### Data to process
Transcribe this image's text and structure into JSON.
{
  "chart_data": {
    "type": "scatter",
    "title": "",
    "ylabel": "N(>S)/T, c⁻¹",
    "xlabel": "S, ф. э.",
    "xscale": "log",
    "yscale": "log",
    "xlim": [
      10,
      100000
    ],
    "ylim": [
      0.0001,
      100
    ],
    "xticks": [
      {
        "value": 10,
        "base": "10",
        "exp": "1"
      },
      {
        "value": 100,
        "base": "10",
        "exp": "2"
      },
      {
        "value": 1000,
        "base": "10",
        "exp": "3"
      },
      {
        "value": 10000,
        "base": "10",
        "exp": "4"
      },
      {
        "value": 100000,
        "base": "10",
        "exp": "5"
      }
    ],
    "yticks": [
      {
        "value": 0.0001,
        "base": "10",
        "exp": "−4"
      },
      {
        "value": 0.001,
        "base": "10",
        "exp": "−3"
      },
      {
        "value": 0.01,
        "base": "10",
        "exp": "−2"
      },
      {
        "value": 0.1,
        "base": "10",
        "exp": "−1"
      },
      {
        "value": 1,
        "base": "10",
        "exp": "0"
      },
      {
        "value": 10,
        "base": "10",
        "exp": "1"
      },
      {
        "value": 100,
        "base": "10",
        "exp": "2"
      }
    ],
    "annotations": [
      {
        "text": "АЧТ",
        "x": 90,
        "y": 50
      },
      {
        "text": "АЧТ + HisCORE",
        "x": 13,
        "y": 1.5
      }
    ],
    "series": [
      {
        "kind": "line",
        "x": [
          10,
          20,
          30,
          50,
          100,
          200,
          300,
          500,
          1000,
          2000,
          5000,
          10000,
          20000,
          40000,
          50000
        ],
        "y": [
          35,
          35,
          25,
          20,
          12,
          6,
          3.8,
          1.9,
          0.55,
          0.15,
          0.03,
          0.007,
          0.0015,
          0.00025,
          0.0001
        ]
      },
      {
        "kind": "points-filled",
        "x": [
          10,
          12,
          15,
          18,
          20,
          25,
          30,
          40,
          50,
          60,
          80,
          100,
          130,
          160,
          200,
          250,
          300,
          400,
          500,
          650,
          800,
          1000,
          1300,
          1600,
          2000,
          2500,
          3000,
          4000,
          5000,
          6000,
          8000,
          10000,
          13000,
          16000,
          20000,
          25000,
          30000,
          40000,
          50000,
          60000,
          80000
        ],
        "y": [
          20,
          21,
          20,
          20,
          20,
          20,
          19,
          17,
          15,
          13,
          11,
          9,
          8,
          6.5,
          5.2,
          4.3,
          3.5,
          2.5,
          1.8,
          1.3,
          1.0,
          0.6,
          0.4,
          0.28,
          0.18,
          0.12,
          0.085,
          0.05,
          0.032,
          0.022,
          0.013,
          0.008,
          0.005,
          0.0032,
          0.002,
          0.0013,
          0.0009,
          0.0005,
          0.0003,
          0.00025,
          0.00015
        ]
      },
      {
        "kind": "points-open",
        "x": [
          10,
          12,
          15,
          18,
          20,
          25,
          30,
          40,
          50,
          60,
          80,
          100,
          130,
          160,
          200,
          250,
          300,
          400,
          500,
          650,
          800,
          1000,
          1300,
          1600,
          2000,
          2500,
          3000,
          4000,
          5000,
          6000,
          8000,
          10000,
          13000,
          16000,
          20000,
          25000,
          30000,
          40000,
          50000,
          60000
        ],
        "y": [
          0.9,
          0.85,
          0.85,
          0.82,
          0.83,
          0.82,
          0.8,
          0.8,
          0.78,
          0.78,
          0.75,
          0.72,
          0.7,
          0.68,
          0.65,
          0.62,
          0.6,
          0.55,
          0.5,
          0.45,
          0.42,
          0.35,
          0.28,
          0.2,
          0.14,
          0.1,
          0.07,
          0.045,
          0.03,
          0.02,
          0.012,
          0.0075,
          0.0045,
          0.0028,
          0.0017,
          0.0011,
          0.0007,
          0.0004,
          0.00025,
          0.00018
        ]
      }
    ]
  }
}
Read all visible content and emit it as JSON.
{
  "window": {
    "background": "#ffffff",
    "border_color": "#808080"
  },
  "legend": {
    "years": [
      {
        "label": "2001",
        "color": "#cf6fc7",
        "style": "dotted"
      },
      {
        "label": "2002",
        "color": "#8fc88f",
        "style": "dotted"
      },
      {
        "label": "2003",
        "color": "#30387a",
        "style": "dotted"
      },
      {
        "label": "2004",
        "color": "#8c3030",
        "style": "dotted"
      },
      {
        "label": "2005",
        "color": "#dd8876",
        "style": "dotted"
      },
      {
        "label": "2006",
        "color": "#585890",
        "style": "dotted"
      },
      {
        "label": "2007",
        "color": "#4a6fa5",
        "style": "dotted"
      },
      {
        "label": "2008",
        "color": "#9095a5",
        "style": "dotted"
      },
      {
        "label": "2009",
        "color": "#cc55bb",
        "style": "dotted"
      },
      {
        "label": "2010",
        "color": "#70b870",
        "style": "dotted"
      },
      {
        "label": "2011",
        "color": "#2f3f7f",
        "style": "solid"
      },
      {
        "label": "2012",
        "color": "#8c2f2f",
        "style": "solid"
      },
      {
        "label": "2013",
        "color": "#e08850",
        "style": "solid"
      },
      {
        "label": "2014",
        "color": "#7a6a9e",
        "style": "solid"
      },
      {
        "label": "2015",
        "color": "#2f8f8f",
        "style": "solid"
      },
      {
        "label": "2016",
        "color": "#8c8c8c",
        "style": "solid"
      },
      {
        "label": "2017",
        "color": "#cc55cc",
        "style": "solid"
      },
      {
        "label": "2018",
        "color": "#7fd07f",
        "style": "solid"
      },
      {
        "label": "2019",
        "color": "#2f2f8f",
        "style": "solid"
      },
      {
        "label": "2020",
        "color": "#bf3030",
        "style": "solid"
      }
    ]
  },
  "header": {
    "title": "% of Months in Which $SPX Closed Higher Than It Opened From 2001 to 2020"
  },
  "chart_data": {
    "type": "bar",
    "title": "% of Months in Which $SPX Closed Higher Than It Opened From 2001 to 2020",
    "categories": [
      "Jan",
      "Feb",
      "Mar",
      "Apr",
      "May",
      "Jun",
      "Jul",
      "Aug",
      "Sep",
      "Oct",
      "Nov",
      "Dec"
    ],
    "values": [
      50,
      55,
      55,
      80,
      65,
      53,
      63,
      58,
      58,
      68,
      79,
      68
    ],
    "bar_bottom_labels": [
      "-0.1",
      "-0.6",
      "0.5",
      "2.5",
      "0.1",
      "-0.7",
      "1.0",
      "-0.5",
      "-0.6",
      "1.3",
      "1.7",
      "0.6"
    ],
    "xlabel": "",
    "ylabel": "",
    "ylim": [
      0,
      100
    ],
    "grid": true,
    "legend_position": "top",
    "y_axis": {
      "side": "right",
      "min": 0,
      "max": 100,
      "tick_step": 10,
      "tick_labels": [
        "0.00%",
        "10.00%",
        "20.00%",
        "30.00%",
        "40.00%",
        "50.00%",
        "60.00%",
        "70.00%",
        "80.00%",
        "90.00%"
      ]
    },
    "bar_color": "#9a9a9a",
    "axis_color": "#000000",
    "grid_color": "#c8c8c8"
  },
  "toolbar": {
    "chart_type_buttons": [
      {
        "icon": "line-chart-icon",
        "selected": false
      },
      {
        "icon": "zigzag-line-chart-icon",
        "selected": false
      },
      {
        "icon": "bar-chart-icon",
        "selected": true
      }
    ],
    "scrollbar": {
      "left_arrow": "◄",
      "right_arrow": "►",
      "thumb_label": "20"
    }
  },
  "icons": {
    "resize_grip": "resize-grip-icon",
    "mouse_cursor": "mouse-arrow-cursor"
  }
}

### Problem statement
Each line above that includes "Higher" counts once; state the total and nothing more.

### Solution for this exercise
2